Exercise directions -> Give back the whole listing exactly as shown.

*** Material to process ***

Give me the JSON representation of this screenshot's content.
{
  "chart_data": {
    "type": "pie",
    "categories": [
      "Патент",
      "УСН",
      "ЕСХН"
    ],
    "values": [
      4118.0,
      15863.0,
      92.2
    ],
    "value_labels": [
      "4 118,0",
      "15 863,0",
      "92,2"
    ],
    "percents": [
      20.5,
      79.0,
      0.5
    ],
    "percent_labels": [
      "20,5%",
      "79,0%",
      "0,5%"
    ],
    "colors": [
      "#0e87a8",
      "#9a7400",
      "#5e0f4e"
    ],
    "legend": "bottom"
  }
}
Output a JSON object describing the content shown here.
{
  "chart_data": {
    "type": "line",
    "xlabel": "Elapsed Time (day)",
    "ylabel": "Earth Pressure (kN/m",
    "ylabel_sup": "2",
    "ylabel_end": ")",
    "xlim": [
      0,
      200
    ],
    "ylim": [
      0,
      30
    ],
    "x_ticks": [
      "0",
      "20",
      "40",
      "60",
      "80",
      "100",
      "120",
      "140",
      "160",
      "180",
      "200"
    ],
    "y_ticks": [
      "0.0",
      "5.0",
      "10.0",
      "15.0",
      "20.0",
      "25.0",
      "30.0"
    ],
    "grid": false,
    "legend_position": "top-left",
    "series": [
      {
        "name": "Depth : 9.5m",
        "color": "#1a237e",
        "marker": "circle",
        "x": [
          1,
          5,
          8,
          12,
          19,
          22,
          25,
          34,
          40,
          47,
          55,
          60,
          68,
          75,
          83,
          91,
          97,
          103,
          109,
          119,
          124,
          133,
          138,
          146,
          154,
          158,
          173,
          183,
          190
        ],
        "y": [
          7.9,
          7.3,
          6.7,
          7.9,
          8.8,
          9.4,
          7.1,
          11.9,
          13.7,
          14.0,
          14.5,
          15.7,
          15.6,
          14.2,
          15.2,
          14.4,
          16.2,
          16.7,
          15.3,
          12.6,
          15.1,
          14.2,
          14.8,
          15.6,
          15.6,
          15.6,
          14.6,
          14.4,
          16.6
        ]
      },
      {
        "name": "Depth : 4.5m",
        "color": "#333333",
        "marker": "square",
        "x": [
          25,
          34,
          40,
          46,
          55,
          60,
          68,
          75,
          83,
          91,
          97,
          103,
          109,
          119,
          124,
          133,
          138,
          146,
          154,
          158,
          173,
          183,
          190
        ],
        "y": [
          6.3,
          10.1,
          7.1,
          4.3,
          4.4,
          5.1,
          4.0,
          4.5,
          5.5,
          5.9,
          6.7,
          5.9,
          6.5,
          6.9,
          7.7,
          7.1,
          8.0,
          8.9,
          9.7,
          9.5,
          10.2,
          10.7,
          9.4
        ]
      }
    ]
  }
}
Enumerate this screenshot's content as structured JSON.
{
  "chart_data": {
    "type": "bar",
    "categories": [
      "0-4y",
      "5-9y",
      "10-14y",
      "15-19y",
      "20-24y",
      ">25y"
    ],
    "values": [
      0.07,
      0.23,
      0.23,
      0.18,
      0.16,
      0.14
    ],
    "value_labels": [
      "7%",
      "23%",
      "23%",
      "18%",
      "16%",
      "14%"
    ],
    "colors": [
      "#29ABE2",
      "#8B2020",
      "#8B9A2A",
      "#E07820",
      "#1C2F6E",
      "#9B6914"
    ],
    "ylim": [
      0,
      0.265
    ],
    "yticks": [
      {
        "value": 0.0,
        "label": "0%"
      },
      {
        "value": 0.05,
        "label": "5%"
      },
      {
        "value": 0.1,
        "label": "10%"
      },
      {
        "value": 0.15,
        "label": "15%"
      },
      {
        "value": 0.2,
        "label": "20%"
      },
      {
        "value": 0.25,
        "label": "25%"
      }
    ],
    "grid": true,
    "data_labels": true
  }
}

***

Response for this exercise ->
Give me the JSON representation of this screenshot's content.
{
  "chart_data": {
    "type": "pie",
    "categories": [
      "Патент",
      "УСН",
      "ЕСХН"
    ],
    "values": [
      4118.0,
      15863.0,
      92.2
    ],
    "value_labels": [
      "4 118,0",
      "15 863,0",
      "92,2"
    ],
    "percents": [
      20.5,
      79.0,
      0.5
    ],
    "percent_labels": [
      "20,5%",
      "79,0%",
      "0,5%"
    ],
    "colors": [
      "#0e87a8",
      "#9a7400",
      "#5e0f4e"
    ],
    "legend": "bottom"
  }
}
Output a JSON object describing the content shown here.
{
  "chart_data": {
    "type": "line",
    "xlabel": "Elapsed Time (day)",
    "ylabel": "Earth Pressure (kN/m",
    "ylabel_sup": "2",
    "ylabel_end": ")",
    "xlim": [
      0,
      200
    ],
    "ylim": [
      0,
      30
    ],
    "x_ticks": [
      "0",
      "20",
      "40",
      "60",
      "80",
      "100",
      "120",
      "140",
      "160",
      "180",
      "200"
    ],
    "y_ticks": [
      "0.0",
      "5.0",
      "10.0",
      "15.0",
      "20.0",
      "25.0",
      "30.0"
    ],
    "grid": false,
    "legend_position": "top-left",
    "series": [
      {
        "name": "Depth : 9.5m",
        "color": "#1a237e",
        "marker": "circle",
        "x": [
          1,
          5,
          8,
          12,
          19,
          22,
          25,
          34,
          40,
          47,
          55,
          60,
          68,
          75,
          83,
          91,
          97,
          103,
          109,
          119,
          124,
          133,
          138,
          146,
          154,
          158,
          173,
          183,
          190
        ],
        "y": [
          7.9,
          7.3,
          6.7,
          7.9,
          8.8,
          9.4,
          7.1,
          11.9,
          13.7,
          14.0,
          14.5,
          15.7,
          15.6,
          14.2,
          15.2,
          14.4,
          16.2,
          16.7,
          15.3,
          12.6,
          15.1,
          14.2,
          14.8,
          15.6,
          15.6,
          15.6,
          14.6,
          14.4,
          16.6
        ]
      },
      {
        "name": "Depth : 4.5m",
        "color": "#333333",
        "marker": "square",
        "x": [
          25,
          34,
          40,
          46,
          55,
          60,
          68,
          75,
          83,
          91,
          97,
          103,
          109,
          119,
          124,
          133,
          138,
          146,
          154,
          158,
          173,
          183,
          190
        ],
        "y": [
          6.3,
          10.1,
          7.1,
          4.3,
          4.4,
          5.1,
          4.0,
          4.5,
          5.5,
          5.9,
          6.7,
          5.9,
          6.5,
          6.9,
          7.7,
          7.1,
          8.0,
          8.9,
          9.7,
          9.5,
          10.2,
          10.7,
          9.4
        ]
      }
    ]
  }
}
Enumerate this screenshot's content as structured JSON.
{
  "chart_data": {
    "type": "bar",
    "categories": [
      "0-4y",
      "5-9y",
      "10-14y",
      "15-19y",
      "20-24y",
      ">25y"
    ],
    "values": [
      0.07,
      0.23,
      0.23,
      0.18,
      0.16,
      0.14
    ],
    "value_labels": [
      "7%",
      "23%",
      "23%",
      "18%",
      "16%",
      "14%"
    ],
    "colors": [
      "#29ABE2",
      "#8B2020",
      "#8B9A2A",
      "#E07820",
      "#1C2F6E",
      "#9B6914"
    ],
    "ylim": [
      0,
      0.265
    ],
    "yticks": [
      {
        "value": 0.0,
        "label": "0%"
      },
      {
        "value": 0.05,
        "label": "5%"
      },
      {
        "value": 0.1,
        "label": "10%"
      },
      {
        "value": 0.15,
        "label": "15%"
      },
      {
        "value": 0.2,
        "label": "20%"
      },
      {
        "value": 0.25,
        "label": "25%"
      }
    ],
    "grid": true,
    "data_labels": true
  }
}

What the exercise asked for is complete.